__DATA SHOWN__:
— begin —

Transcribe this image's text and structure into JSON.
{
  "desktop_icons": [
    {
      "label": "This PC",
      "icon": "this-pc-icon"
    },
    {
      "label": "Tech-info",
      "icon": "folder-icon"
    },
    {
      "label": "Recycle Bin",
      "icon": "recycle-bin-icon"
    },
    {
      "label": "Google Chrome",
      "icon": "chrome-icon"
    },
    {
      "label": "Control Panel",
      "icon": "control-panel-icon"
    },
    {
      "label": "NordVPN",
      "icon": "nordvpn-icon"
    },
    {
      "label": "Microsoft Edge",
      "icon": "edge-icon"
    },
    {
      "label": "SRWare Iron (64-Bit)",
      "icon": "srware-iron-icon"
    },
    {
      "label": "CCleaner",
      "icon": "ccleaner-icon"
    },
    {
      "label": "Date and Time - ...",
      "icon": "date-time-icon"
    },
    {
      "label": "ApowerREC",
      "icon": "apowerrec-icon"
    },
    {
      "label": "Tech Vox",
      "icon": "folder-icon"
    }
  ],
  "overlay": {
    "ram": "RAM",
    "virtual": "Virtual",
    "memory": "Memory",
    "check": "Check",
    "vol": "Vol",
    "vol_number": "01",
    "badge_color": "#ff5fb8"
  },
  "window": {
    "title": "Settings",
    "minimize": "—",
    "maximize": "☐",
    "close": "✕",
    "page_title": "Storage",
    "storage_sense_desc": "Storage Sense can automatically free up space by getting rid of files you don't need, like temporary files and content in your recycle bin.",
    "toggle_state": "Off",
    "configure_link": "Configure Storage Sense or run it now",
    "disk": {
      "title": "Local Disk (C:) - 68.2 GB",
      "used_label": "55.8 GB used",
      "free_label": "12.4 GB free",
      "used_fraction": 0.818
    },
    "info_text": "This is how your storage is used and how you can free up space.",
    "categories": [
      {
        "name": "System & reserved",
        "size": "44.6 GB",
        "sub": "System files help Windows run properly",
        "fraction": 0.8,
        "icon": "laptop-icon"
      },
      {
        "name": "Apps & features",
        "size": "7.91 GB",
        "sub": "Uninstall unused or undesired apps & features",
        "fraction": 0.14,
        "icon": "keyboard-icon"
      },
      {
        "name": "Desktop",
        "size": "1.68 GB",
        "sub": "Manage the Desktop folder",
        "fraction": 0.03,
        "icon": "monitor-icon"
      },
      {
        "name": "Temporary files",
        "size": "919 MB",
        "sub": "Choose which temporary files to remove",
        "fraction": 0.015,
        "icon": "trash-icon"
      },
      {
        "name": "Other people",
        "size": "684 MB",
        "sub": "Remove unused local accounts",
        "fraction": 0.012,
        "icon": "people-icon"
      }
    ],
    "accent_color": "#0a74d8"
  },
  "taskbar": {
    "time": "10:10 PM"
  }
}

— end —

__EXERCISE INSTRUCTIONS__:
Reproduce the records above exactly as they appear.

__ANSWER FOR THIS EXERCISE__:
Transcribe this image's text and structure into JSON.
{
  "desktop_icons": [
    {
      "label": "This PC",
      "icon": "this-pc-icon"
    },
    {
      "label": "Tech-info",
      "icon": "folder-icon"
    },
    {
      "label": "Recycle Bin",
      "icon": "recycle-bin-icon"
    },
    {
      "label": "Google Chrome",
      "icon": "chrome-icon"
    },
    {
      "label": "Control Panel",
      "icon": "control-panel-icon"
    },
    {
      "label": "NordVPN",
      "icon": "nordvpn-icon"
    },
    {
      "label": "Microsoft Edge",
      "icon": "edge-icon"
    },
    {
      "label": "SRWare Iron (64-Bit)",
      "icon": "srware-iron-icon"
    },
    {
      "label": "CCleaner",
      "icon": "ccleaner-icon"
    },
    {
      "label": "Date and Time - ...",
      "icon": "date-time-icon"
    },
    {
      "label": "ApowerREC",
      "icon": "apowerrec-icon"
    },
    {
      "label": "Tech Vox",
      "icon": "folder-icon"
    }
  ],
  "overlay": {
    "ram": "RAM",
    "virtual": "Virtual",
    "memory": "Memory",
    "check": "Check",
    "vol": "Vol",
    "vol_number": "01",
    "badge_color": "#ff5fb8"
  },
  "window": {
    "title": "Settings",
    "minimize": "—",
    "maximize": "☐",
    "close": "✕",
    "page_title": "Storage",
    "storage_sense_desc": "Storage Sense can automatically free up space by getting rid of files you don't need, like temporary files and content in your recycle bin.",
    "toggle_state": "Off",
    "configure_link": "Configure Storage Sense or run it now",
    "disk": {
      "title": "Local Disk (C:) - 68.2 GB",
      "used_label": "55.8 GB used",
      "free_label": "12.4 GB free",
      "used_fraction": 0.818
    },
    "info_text": "This is how your storage is used and how you can free up space.",
    "categories": [
      {
        "name": "System & reserved",
        "size": "44.6 GB",
        "sub": "System files help Windows run properly",
        "fraction": 0.8,
        "icon": "laptop-icon"
      },
      {
        "name": "Apps & features",
        "size": "7.91 GB",
        "sub": "Uninstall unused or undesired apps & features",
        "fraction": 0.14,
        "icon": "keyboard-icon"
      },
      {
        "name": "Desktop",
        "size": "1.68 GB",
        "sub": "Manage the Desktop folder",
        "fraction": 0.03,
        "icon": "monitor-icon"
      },
      {
        "name": "Temporary files",
        "size": "919 MB",
        "sub": "Choose which temporary files to remove",
        "fraction": 0.015,
        "icon": "trash-icon"
      },
      {
        "name": "Other people",
        "size": "684 MB",
        "sub": "Remove unused local accounts",
        "fraction": 0.012,
        "icon": "people-icon"
      }
    ],
    "accent_color": "#0a74d8"
  },
  "taskbar": {
    "time": "10:10 PM"
  }
}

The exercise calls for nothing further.